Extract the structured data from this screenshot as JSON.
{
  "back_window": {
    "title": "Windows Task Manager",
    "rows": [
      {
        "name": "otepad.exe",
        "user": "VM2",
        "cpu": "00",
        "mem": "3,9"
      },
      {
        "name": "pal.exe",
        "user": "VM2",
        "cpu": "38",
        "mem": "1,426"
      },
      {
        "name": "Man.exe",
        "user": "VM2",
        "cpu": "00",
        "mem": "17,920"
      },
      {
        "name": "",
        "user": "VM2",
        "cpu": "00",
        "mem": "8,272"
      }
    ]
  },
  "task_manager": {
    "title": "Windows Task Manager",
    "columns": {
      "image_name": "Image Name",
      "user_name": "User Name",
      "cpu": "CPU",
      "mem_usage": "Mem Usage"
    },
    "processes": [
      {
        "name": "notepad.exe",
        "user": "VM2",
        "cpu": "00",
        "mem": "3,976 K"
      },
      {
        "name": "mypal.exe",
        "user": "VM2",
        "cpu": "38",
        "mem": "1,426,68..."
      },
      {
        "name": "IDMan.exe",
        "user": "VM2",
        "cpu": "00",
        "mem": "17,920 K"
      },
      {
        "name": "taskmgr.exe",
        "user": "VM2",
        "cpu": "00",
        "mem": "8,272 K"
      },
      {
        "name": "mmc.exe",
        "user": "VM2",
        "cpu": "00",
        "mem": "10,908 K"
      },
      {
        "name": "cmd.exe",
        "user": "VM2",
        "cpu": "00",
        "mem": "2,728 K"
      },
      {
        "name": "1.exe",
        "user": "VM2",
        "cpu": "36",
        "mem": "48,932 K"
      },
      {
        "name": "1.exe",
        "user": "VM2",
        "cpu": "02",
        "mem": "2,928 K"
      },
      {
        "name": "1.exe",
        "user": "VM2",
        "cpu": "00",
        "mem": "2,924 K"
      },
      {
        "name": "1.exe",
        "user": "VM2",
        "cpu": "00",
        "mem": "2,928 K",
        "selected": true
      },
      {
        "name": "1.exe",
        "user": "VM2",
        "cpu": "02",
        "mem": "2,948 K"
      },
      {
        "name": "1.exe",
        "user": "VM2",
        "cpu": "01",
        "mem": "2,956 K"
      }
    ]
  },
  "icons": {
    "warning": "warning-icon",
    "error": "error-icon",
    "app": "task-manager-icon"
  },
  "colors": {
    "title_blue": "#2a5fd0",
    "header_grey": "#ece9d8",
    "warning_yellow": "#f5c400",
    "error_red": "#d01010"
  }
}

# Given exercise
Transcribe all the entries, keeping each one exactly as it is.

# Answer to the exercise
Extract the structured data from this screenshot as JSON.
{
  "back_window": {
    "title": "Windows Task Manager",
    "rows": [
      {
        "name": "otepad.exe",
        "user": "VM2",
        "cpu": "00",
        "mem": "3,9"
      },
      {
        "name": "pal.exe",
        "user": "VM2",
        "cpu": "38",
        "mem": "1,426"
      },
      {
        "name": "Man.exe",
        "user": "VM2",
        "cpu": "00",
        "mem": "17,920"
      },
      {
        "name": "",
        "user": "VM2",
        "cpu": "00",
        "mem": "8,272"
      }
    ]
  },
  "task_manager": {
    "title": "Windows Task Manager",
    "columns": {
      "image_name": "Image Name",
      "user_name": "User Name",
      "cpu": "CPU",
      "mem_usage": "Mem Usage"
    },
    "processes": [
      {
        "name": "notepad.exe",
        "user": "VM2",
        "cpu": "00",
        "mem": "3,976 K"
      },
      {
        "name": "mypal.exe",
        "user": "VM2",
        "cpu": "38",
        "mem": "1,426,68..."
      },
      {
        "name": "IDMan.exe",
        "user": "VM2",
        "cpu": "00",
        "mem": "17,920 K"
      },
      {
        "name": "taskmgr.exe",
        "user": "VM2",
        "cpu": "00",
        "mem": "8,272 K"
      },
      {
        "name": "mmc.exe",
        "user": "VM2",
        "cpu": "00",
        "mem": "10,908 K"
      },
      {
        "name": "cmd.exe",
        "user": "VM2",
        "cpu": "00",
        "mem": "2,728 K"
      },
      {
        "name": "1.exe",
        "user": "VM2",
        "cpu": "36",
        "mem": "48,932 K"
      },
      {
        "name": "1.exe",
        "user": "VM2",
        "cpu": "02",
        "mem": "2,928 K"
      },
      {
        "name": "1.exe",
        "user": "VM2",
        "cpu": "00",
        "mem": "2,924 K"
      },
      {
        "name": "1.exe",
        "user": "VM2",
        "cpu": "00",
        "mem": "2,928 K",
        "selected": true
      },
      {
        "name": "1.exe",
        "user": "VM2",
        "cpu": "02",
        "mem": "2,948 K"
      },
      {
        "name": "1.exe",
        "user": "VM2",
        "cpu": "01",
        "mem": "2,956 K"
      }
    ]
  },
  "icons": {
    "warning": "warning-icon",
    "error": "error-icon",
    "app": "task-manager-icon"
  },
  "colors": {
    "title_blue": "#2a5fd0",
    "header_grey": "#ece9d8",
    "warning_yellow": "#f5c400",
    "error_red": "#d01010"
  }
}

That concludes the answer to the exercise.